→ **TASK BRIEF**
Quote the records that follow in full, leaving the pictures out.

========================================================================

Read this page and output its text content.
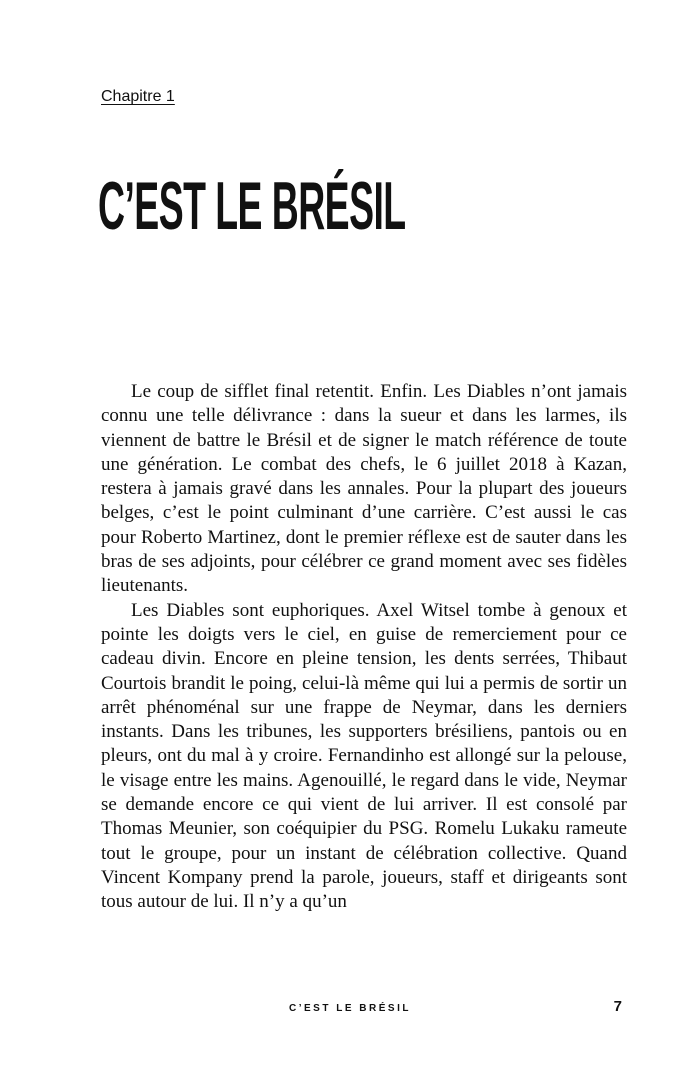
Chapitre 1
C’EST LE BRÉSIL

Le coup de sifflet final retentit. Enfin. Les Diables n’ont jamais connu une telle délivrance : dans la sueur et dans les larmes, ils viennent de battre le Brésil et de signer le match référence de toute une génération. Le combat des chefs, le 6 juillet 2018 à Kazan, restera à jamais gravé dans les annales. Pour la plupart des joueurs belges, c’est le point culminant d’une carrière. C’est aussi le cas pour Roberto Martinez, dont le premier réflexe est de sauter dans les bras de ses adjoints, pour célébrer ce grand moment avec ses fidèles lieutenants.

Les Diables sont euphoriques. Axel Witsel tombe à genoux et pointe les doigts vers le ciel, en guise de remerciement pour ce cadeau divin. Encore en pleine tension, les dents serrées, Thibaut Courtois brandit le poing, celui-là même qui lui a permis de sortir un arrêt phénoménal sur une frappe de Neymar, dans les derniers instants. Dans les tribunes, les supporters brésiliens, pantois ou en pleurs, ont du mal à y croire. Fernandinho est allongé sur la pelouse, le visage entre les mains. Agenouillé, le regard dans le vide, Neymar se demande encore ce qui vient de lui arriver. Il est consolé par Thomas Meunier, son coéquipier du PSG. Romelu Lukaku rameute tout le groupe, pour un instant de célébration collective. Quand Vincent Kompany prend la parole, joueurs, staff et dirigeants sont tous autour de lui. Il n’y a qu’un

C’EST LE BRÉSIL	7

========================================================================

→ **EXERCISE OUTPUT**
Read this page and output its text content.
Chapitre 1
C’EST LE BRÉSIL

Le coup de sifflet final retentit. Enfin. Les Diables n’ont jamais connu une telle délivrance : dans la sueur et dans les larmes, ils viennent de battre le Brésil et de signer le match référence de toute une génération. Le combat des chefs, le 6 juillet 2018 à Kazan, restera à jamais gravé dans les annales. Pour la plupart des joueurs belges, c’est le point culminant d’une carrière. C’est aussi le cas pour Roberto Martinez, dont le premier réflexe est de sauter dans les bras de ses adjoints, pour célébrer ce grand moment avec ses fidèles lieutenants.

Les Diables sont euphoriques. Axel Witsel tombe à genoux et pointe les doigts vers le ciel, en guise de remerciement pour ce cadeau divin. Encore en pleine tension, les dents serrées, Thibaut Courtois brandit le poing, celui-là même qui lui a permis de sortir un arrêt phénoménal sur une frappe de Neymar, dans les derniers instants. Dans les tribunes, les supporters brésiliens, pantois ou en pleurs, ont du mal à y croire. Fernandinho est allongé sur la pelouse, le visage entre les mains. Agenouillé, le regard dans le vide, Neymar se demande encore ce qui vient de lui arriver. Il est consolé par Thomas Meunier, son coéquipier du PSG. Romelu Lukaku rameute tout le groupe, pour un instant de célébration collective. Quand Vincent Kompany prend la parole, joueurs, staff et dirigeants sont tous autour de lui. Il n’y a qu’un

C’EST LE BRÉSIL	7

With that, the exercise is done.